▶ _TASK GOAL_: Each line that holds the word "content" is to be identified and copied.

▶ _EXERCISE DATA_:
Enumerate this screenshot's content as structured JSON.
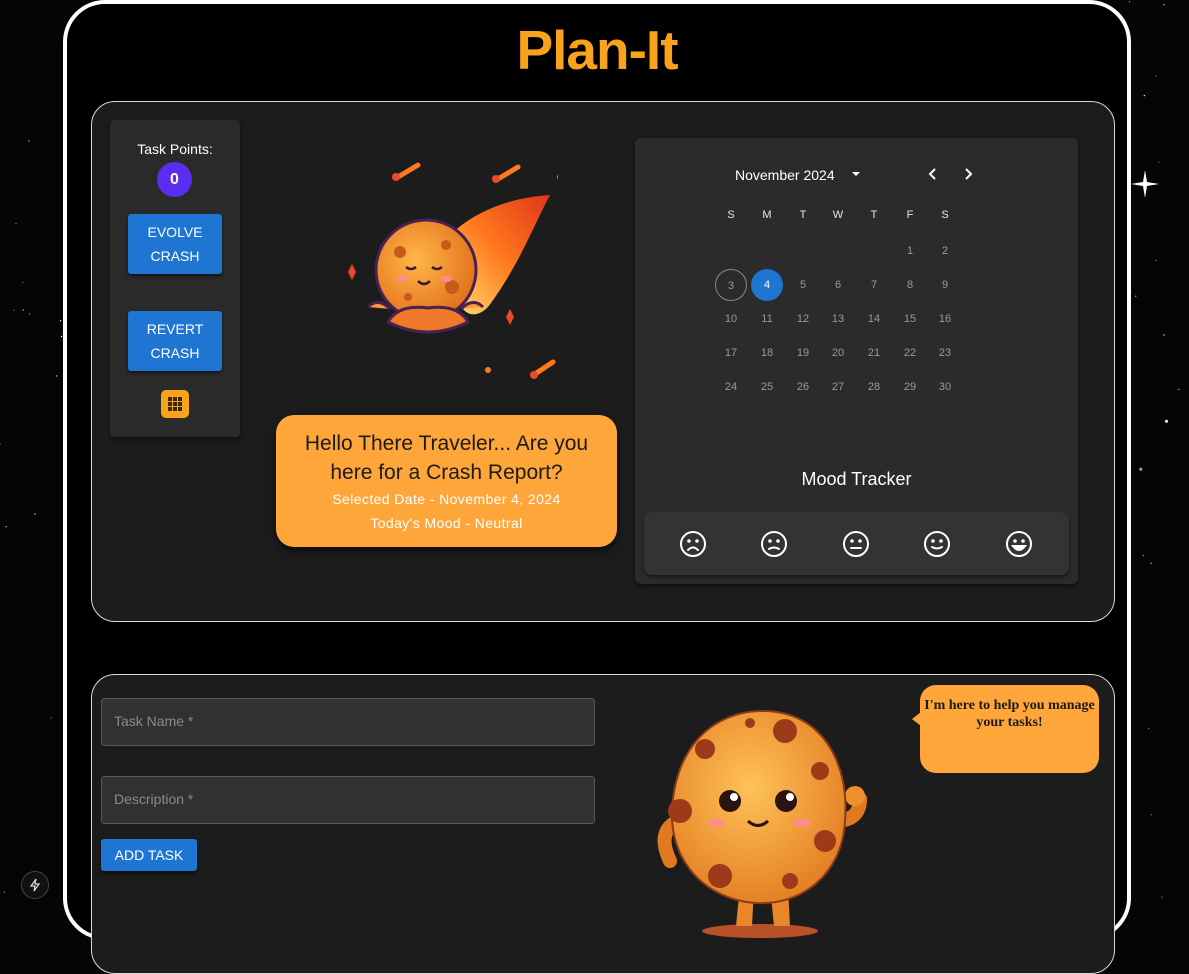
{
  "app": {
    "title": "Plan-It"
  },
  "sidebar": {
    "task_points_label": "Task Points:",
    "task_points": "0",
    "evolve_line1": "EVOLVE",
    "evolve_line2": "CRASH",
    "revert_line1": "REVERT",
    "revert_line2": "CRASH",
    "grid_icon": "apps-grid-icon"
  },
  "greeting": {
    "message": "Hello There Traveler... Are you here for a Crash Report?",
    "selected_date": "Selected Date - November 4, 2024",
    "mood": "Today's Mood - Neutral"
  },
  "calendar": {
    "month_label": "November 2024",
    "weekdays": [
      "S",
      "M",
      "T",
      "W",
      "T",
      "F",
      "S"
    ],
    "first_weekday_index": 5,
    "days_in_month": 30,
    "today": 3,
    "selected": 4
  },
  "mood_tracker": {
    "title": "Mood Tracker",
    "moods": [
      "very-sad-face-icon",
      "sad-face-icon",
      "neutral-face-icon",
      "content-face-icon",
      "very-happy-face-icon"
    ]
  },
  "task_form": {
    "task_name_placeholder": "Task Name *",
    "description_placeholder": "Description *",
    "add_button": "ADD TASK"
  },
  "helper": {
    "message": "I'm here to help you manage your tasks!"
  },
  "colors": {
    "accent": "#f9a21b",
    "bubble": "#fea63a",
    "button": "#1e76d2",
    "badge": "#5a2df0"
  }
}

...

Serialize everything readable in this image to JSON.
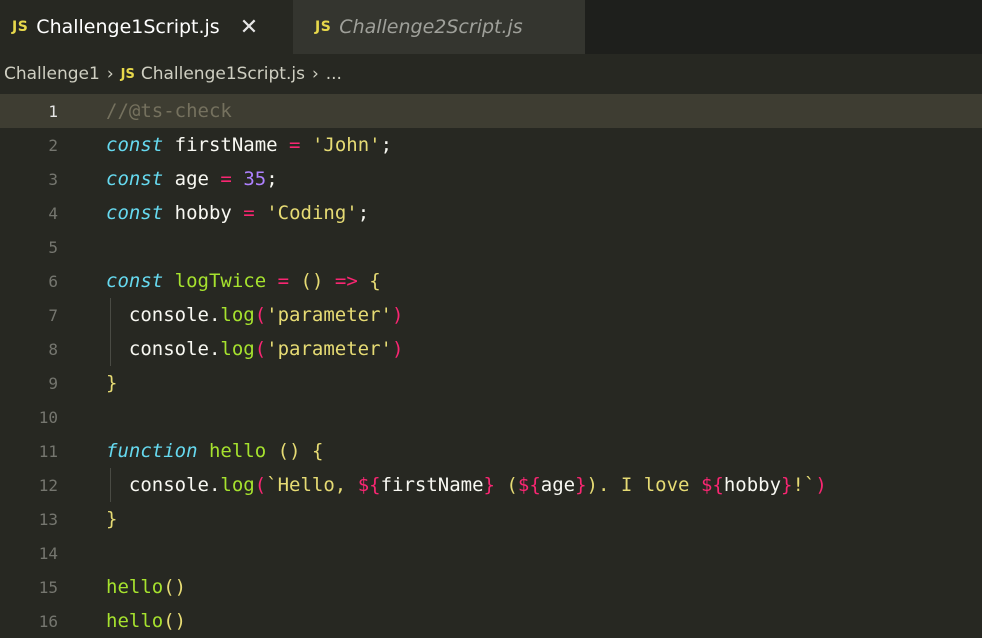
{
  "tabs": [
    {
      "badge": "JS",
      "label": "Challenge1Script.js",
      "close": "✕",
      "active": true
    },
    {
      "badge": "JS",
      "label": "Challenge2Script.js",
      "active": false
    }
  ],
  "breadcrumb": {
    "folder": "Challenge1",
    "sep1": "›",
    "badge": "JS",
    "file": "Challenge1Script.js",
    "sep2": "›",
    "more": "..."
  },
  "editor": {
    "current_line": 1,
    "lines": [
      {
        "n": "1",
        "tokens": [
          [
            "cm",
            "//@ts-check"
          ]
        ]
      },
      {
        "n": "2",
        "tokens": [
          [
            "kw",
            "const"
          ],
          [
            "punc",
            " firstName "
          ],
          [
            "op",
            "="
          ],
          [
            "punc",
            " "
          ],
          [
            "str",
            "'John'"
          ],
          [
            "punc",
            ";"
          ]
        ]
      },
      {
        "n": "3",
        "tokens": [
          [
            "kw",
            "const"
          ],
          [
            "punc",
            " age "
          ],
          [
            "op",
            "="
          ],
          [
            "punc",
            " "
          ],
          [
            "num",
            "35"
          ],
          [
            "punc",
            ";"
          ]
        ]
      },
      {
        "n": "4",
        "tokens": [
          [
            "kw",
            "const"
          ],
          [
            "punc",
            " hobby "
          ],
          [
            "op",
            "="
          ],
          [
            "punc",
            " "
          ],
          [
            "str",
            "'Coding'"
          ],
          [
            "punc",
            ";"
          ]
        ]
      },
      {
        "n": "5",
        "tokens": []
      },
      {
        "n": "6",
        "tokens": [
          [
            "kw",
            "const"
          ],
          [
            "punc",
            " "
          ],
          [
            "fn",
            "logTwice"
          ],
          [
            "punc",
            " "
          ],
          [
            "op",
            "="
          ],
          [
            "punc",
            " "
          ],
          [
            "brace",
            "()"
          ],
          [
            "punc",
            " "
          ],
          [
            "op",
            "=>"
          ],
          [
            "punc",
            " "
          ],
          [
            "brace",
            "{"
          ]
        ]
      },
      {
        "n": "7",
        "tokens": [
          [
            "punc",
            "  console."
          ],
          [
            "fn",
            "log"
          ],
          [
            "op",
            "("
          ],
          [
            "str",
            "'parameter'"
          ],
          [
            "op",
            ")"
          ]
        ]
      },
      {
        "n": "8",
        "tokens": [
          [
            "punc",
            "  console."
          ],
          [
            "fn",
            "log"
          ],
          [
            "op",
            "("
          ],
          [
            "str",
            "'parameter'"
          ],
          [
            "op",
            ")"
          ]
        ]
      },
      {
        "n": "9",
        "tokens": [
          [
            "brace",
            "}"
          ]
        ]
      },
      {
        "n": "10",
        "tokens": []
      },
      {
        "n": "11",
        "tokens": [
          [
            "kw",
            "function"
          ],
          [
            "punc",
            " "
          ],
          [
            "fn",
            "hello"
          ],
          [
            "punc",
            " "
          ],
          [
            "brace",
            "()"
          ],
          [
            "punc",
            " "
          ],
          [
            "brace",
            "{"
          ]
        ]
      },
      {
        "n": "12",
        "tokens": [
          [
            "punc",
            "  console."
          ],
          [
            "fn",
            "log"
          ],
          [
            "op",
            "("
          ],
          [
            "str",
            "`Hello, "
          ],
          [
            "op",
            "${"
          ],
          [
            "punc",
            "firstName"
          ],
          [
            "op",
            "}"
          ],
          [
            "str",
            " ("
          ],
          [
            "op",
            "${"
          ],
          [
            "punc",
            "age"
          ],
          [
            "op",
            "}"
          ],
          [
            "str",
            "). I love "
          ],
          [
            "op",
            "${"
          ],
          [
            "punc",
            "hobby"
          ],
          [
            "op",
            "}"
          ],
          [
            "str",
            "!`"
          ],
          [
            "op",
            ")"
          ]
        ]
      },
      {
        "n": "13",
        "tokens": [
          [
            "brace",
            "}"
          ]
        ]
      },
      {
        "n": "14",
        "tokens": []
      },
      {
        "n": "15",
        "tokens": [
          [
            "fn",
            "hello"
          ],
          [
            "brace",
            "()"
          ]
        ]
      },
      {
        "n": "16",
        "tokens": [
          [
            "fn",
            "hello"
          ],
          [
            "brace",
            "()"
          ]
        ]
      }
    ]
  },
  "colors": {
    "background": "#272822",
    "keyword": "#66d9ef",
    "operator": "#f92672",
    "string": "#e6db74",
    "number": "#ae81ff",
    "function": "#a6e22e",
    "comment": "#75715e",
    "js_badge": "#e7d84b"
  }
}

▶ _RESULT_:
Enumerate this screenshot's content as structured JSON.
      "content-face-icon",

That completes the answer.